# WORK INSTRUCTIONS
Where does the string "参展费用" appear in the records? Copy every line that contains it.

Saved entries
● ● ● ● ● ● ●

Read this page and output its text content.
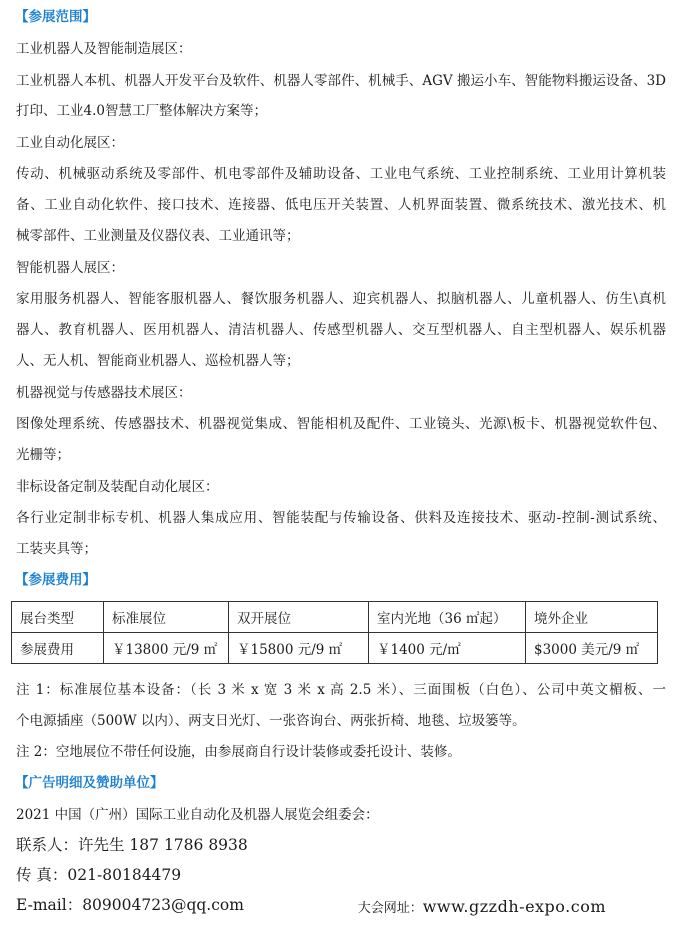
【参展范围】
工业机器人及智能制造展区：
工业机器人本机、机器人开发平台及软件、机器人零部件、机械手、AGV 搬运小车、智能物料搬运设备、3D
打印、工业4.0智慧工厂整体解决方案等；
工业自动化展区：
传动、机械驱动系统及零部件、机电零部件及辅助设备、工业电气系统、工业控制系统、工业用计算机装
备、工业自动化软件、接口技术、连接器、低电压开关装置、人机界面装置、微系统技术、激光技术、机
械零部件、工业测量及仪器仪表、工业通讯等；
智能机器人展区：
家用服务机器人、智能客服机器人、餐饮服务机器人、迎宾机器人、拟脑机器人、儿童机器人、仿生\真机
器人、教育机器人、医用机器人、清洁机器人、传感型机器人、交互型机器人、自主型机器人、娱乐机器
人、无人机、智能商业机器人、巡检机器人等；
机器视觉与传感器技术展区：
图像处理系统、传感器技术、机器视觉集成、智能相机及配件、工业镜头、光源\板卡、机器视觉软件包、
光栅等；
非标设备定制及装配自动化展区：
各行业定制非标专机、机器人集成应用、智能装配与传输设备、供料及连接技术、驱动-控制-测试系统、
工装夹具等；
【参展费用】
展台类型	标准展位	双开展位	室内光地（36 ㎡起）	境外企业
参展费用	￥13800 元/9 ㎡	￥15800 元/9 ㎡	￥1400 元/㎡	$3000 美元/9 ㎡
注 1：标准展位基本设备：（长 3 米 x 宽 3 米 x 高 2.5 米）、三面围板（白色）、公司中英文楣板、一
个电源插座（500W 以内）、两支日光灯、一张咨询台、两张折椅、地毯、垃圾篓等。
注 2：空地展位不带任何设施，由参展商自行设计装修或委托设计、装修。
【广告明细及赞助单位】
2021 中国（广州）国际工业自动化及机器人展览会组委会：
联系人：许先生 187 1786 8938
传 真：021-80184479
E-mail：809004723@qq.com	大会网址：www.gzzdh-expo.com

● ● ● ● ● ● ●

# CORRECT RESPONSE
【参展费用】
参展费用	￥13800 元/9 ㎡	￥15800 元/9 ㎡	￥1400 元/㎡	$3000 美元/9 ㎡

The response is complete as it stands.